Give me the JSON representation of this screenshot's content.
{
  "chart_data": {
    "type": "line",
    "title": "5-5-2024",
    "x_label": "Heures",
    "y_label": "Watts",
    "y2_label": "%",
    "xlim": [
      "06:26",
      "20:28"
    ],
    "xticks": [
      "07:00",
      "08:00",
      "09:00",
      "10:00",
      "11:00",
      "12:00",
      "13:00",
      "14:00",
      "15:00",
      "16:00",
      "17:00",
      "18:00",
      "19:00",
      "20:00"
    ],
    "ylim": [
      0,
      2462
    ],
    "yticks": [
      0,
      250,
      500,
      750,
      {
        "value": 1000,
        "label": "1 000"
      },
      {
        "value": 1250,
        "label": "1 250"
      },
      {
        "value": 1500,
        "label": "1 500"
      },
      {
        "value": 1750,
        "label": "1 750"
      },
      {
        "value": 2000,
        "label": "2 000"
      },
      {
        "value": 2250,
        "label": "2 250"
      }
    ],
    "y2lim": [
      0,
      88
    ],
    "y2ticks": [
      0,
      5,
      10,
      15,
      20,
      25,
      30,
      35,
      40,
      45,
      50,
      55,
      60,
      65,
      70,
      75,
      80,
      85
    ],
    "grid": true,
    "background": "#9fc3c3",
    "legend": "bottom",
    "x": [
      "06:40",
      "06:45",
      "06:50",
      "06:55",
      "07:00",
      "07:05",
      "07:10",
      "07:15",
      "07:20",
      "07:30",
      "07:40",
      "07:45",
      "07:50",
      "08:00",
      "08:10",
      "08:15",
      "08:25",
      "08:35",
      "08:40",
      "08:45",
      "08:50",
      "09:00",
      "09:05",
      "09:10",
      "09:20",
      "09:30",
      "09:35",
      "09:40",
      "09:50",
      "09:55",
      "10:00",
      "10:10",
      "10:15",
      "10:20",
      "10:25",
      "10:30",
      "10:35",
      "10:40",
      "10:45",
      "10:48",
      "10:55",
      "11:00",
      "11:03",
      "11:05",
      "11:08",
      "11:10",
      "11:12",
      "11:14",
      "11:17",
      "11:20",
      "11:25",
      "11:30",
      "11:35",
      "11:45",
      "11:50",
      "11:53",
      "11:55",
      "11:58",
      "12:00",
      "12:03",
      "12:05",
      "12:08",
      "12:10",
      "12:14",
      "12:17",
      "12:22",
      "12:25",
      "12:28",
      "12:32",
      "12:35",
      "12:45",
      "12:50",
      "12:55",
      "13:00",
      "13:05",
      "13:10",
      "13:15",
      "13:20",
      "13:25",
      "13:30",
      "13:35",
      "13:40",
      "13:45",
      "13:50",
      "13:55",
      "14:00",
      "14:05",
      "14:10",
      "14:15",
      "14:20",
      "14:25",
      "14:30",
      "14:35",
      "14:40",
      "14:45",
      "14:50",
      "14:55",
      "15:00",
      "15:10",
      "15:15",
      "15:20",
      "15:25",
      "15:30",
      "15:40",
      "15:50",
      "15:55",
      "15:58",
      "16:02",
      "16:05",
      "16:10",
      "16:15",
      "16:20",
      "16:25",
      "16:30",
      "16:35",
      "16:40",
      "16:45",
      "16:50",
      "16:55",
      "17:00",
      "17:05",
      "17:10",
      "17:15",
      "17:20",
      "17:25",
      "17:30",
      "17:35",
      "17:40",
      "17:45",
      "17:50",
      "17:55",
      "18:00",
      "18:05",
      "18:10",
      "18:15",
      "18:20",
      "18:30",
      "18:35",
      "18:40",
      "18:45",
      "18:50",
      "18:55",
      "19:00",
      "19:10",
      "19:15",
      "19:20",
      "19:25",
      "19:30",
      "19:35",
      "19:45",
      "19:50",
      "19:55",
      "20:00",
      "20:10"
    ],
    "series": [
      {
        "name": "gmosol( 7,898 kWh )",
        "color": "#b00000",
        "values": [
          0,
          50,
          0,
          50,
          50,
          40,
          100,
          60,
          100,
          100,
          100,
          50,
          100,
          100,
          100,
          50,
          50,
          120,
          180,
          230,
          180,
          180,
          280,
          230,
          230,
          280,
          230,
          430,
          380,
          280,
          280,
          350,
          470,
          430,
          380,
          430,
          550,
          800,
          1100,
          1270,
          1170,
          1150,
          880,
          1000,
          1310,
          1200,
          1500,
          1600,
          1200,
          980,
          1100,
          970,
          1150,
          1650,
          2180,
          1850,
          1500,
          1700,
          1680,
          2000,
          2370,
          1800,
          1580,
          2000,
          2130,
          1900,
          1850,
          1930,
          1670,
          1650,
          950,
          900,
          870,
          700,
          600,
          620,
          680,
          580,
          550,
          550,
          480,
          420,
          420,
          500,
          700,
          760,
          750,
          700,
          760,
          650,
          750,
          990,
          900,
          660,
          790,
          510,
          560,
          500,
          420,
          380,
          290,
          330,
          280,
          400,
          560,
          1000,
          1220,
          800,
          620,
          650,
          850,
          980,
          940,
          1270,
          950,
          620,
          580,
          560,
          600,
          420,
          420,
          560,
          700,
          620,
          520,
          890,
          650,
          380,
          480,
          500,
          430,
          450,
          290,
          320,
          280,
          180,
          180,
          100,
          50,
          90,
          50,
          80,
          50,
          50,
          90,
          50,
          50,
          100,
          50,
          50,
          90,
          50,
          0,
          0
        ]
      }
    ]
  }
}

- - - - -

## STATED EXERCISE:
Give the complete listing a second time, exactly as it reads.

## COMPLETED EXERCISE:
Give me the JSON representation of this screenshot's content.
{
  "chart_data": {
    "type": "line",
    "title": "5-5-2024",
    "x_label": "Heures",
    "y_label": "Watts",
    "y2_label": "%",
    "xlim": [
      "06:26",
      "20:28"
    ],
    "xticks": [
      "07:00",
      "08:00",
      "09:00",
      "10:00",
      "11:00",
      "12:00",
      "13:00",
      "14:00",
      "15:00",
      "16:00",
      "17:00",
      "18:00",
      "19:00",
      "20:00"
    ],
    "ylim": [
      0,
      2462
    ],
    "yticks": [
      0,
      250,
      500,
      750,
      {
        "value": 1000,
        "label": "1 000"
      },
      {
        "value": 1250,
        "label": "1 250"
      },
      {
        "value": 1500,
        "label": "1 500"
      },
      {
        "value": 1750,
        "label": "1 750"
      },
      {
        "value": 2000,
        "label": "2 000"
      },
      {
        "value": 2250,
        "label": "2 250"
      }
    ],
    "y2lim": [
      0,
      88
    ],
    "y2ticks": [
      0,
      5,
      10,
      15,
      20,
      25,
      30,
      35,
      40,
      45,
      50,
      55,
      60,
      65,
      70,
      75,
      80,
      85
    ],
    "grid": true,
    "background": "#9fc3c3",
    "legend": "bottom",
    "x": [
      "06:40",
      "06:45",
      "06:50",
      "06:55",
      "07:00",
      "07:05",
      "07:10",
      "07:15",
      "07:20",
      "07:30",
      "07:40",
      "07:45",
      "07:50",
      "08:00",
      "08:10",
      "08:15",
      "08:25",
      "08:35",
      "08:40",
      "08:45",
      "08:50",
      "09:00",
      "09:05",
      "09:10",
      "09:20",
      "09:30",
      "09:35",
      "09:40",
      "09:50",
      "09:55",
      "10:00",
      "10:10",
      "10:15",
      "10:20",
      "10:25",
      "10:30",
      "10:35",
      "10:40",
      "10:45",
      "10:48",
      "10:55",
      "11:00",
      "11:03",
      "11:05",
      "11:08",
      "11:10",
      "11:12",
      "11:14",
      "11:17",
      "11:20",
      "11:25",
      "11:30",
      "11:35",
      "11:45",
      "11:50",
      "11:53",
      "11:55",
      "11:58",
      "12:00",
      "12:03",
      "12:05",
      "12:08",
      "12:10",
      "12:14",
      "12:17",
      "12:22",
      "12:25",
      "12:28",
      "12:32",
      "12:35",
      "12:45",
      "12:50",
      "12:55",
      "13:00",
      "13:05",
      "13:10",
      "13:15",
      "13:20",
      "13:25",
      "13:30",
      "13:35",
      "13:40",
      "13:45",
      "13:50",
      "13:55",
      "14:00",
      "14:05",
      "14:10",
      "14:15",
      "14:20",
      "14:25",
      "14:30",
      "14:35",
      "14:40",
      "14:45",
      "14:50",
      "14:55",
      "15:00",
      "15:10",
      "15:15",
      "15:20",
      "15:25",
      "15:30",
      "15:40",
      "15:50",
      "15:55",
      "15:58",
      "16:02",
      "16:05",
      "16:10",
      "16:15",
      "16:20",
      "16:25",
      "16:30",
      "16:35",
      "16:40",
      "16:45",
      "16:50",
      "16:55",
      "17:00",
      "17:05",
      "17:10",
      "17:15",
      "17:20",
      "17:25",
      "17:30",
      "17:35",
      "17:40",
      "17:45",
      "17:50",
      "17:55",
      "18:00",
      "18:05",
      "18:10",
      "18:15",
      "18:20",
      "18:30",
      "18:35",
      "18:40",
      "18:45",
      "18:50",
      "18:55",
      "19:00",
      "19:10",
      "19:15",
      "19:20",
      "19:25",
      "19:30",
      "19:35",
      "19:45",
      "19:50",
      "19:55",
      "20:00",
      "20:10"
    ],
    "series": [
      {
        "name": "gmosol( 7,898 kWh )",
        "color": "#b00000",
        "values": [
          0,
          50,
          0,
          50,
          50,
          40,
          100,
          60,
          100,
          100,
          100,
          50,
          100,
          100,
          100,
          50,
          50,
          120,
          180,
          230,
          180,
          180,
          280,
          230,
          230,
          280,
          230,
          430,
          380,
          280,
          280,
          350,
          470,
          430,
          380,
          430,
          550,
          800,
          1100,
          1270,
          1170,
          1150,
          880,
          1000,
          1310,
          1200,
          1500,
          1600,
          1200,
          980,
          1100,
          970,
          1150,
          1650,
          2180,
          1850,
          1500,
          1700,
          1680,
          2000,
          2370,
          1800,
          1580,
          2000,
          2130,
          1900,
          1850,
          1930,
          1670,
          1650,
          950,
          900,
          870,
          700,
          600,
          620,
          680,
          580,
          550,
          550,
          480,
          420,
          420,
          500,
          700,
          760,
          750,
          700,
          760,
          650,
          750,
          990,
          900,
          660,
          790,
          510,
          560,
          500,
          420,
          380,
          290,
          330,
          280,
          400,
          560,
          1000,
          1220,
          800,
          620,
          650,
          850,
          980,
          940,
          1270,
          950,
          620,
          580,
          560,
          600,
          420,
          420,
          560,
          700,
          620,
          520,
          890,
          650,
          380,
          480,
          500,
          430,
          450,
          290,
          320,
          280,
          180,
          180,
          100,
          50,
          90,
          50,
          80,
          50,
          50,
          90,
          50,
          50,
          100,
          50,
          50,
          90,
          50,
          0,
          0
        ]
      }
    ]
  }
}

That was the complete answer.